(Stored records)
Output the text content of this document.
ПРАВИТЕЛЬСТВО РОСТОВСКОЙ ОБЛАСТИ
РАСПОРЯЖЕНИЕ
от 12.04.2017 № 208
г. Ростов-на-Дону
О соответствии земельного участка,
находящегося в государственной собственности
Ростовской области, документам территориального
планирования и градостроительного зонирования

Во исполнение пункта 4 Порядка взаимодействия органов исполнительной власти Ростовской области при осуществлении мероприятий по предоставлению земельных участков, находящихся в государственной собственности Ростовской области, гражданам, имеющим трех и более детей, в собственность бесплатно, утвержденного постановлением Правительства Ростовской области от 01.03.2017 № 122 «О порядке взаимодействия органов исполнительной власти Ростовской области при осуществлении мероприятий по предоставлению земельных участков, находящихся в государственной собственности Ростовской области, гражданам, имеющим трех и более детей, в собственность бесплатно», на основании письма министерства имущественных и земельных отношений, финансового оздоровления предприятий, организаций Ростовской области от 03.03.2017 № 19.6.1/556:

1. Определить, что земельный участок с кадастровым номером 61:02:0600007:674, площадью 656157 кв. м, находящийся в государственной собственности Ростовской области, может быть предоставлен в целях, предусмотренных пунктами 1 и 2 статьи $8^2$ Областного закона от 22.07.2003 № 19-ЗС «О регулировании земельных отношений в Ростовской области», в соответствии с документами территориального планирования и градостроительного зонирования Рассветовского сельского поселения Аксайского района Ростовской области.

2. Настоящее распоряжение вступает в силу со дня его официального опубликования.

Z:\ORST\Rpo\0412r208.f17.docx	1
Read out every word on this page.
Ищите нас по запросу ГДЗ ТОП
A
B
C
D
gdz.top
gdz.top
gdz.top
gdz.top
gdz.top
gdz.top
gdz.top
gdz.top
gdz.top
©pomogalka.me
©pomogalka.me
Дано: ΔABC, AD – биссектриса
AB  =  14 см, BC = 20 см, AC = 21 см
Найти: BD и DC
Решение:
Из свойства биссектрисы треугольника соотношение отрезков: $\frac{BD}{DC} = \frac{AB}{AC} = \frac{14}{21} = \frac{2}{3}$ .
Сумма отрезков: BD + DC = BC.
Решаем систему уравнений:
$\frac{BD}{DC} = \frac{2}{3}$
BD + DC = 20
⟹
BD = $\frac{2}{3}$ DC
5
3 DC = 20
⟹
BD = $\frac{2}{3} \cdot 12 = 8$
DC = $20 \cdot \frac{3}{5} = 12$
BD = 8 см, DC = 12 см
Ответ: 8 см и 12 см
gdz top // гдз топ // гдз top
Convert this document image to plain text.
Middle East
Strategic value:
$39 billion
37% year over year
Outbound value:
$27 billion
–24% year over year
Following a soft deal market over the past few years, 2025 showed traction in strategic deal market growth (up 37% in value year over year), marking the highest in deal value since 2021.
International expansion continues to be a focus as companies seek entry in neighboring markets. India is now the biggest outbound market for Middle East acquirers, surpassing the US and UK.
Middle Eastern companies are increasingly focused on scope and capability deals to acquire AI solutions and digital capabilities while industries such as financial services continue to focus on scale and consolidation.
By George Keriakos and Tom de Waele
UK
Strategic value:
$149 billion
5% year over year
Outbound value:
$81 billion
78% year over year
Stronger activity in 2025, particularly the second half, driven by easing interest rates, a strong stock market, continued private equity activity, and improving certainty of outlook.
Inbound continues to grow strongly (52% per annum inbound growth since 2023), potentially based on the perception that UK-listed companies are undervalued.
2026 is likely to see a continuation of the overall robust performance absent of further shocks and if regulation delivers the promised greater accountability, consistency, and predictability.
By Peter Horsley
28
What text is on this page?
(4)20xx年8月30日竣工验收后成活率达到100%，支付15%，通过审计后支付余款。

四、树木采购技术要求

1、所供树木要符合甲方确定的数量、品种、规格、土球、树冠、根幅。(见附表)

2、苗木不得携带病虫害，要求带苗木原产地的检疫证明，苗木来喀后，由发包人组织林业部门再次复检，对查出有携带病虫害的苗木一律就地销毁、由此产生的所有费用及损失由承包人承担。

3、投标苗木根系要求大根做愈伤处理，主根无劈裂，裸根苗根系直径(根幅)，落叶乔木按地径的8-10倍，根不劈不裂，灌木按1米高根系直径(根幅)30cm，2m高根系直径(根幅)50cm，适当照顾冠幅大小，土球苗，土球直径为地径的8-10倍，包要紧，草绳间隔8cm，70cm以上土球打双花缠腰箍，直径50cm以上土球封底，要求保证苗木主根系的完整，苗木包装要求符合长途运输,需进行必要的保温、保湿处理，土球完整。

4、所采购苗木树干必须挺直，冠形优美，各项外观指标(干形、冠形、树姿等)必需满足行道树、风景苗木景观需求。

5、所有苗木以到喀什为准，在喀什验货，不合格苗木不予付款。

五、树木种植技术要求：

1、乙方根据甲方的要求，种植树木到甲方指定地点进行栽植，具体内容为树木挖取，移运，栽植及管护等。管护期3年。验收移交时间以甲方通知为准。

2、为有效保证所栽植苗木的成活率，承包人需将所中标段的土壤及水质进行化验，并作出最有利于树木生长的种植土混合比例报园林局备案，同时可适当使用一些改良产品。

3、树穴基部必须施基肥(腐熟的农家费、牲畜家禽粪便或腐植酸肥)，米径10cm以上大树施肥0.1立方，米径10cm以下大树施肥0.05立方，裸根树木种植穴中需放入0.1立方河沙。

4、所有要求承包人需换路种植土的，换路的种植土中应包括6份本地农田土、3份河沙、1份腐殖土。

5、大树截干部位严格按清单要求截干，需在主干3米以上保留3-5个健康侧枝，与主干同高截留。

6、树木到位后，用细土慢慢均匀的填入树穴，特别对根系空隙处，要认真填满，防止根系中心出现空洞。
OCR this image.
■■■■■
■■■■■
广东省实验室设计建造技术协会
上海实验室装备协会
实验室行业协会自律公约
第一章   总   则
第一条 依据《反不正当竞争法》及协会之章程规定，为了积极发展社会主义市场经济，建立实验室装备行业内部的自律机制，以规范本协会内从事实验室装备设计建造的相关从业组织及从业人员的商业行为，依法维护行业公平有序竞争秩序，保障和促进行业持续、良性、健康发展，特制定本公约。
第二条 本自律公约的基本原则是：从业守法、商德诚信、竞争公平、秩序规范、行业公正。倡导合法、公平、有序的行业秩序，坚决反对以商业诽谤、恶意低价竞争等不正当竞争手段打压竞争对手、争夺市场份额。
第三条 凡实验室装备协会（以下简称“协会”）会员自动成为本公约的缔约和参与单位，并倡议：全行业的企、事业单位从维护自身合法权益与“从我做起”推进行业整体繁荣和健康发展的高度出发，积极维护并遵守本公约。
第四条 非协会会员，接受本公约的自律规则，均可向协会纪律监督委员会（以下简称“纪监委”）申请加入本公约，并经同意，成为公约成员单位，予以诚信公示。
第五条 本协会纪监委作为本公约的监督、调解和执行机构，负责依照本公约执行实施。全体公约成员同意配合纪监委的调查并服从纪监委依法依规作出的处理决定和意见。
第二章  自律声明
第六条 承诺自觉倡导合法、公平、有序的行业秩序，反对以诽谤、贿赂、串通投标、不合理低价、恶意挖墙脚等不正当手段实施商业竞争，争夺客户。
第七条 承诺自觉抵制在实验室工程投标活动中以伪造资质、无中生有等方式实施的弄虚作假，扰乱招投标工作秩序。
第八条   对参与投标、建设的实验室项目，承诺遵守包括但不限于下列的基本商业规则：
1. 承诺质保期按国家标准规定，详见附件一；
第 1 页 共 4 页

WRITTEN REQUEST:
Copy every line of the listing that includes the string "billion".

SOLUTION:
$39 billion
$27 billion
$149 billion
$81 billion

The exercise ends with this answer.